Stored entries
····················
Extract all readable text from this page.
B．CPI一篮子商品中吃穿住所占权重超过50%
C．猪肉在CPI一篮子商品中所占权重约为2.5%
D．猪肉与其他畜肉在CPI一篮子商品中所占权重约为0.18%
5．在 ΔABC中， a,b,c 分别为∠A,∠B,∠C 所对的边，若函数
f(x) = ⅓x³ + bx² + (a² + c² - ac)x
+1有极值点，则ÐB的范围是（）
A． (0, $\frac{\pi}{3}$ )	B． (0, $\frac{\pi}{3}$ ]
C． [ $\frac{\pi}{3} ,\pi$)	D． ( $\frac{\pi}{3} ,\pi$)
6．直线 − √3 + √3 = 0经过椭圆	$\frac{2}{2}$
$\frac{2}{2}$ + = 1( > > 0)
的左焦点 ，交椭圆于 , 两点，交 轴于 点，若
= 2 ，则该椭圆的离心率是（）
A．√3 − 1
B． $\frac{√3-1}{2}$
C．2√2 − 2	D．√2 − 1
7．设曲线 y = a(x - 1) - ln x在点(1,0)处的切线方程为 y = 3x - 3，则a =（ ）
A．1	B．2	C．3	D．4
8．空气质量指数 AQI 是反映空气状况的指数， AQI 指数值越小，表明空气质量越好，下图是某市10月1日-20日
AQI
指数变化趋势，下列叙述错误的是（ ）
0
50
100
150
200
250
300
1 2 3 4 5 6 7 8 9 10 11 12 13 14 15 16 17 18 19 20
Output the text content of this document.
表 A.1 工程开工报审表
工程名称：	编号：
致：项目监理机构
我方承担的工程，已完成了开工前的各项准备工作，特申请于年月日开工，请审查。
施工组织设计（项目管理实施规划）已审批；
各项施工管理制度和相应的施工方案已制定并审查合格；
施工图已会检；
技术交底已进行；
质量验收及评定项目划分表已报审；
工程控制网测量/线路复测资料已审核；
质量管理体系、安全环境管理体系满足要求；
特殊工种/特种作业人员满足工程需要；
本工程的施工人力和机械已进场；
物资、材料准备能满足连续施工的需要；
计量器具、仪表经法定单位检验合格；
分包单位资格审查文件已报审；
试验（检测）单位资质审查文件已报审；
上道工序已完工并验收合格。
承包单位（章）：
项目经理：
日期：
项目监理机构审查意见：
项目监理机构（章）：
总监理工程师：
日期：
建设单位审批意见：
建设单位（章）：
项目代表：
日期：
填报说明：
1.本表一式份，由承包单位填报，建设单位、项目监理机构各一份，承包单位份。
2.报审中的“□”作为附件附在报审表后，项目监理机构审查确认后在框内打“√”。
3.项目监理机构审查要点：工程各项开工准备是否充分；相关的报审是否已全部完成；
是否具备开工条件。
····················
_Problem requirements_
Scan the listing above. Collect all lines with the word "text".

_Task output_
Extract all readable text from this page.
Output the text content of this document.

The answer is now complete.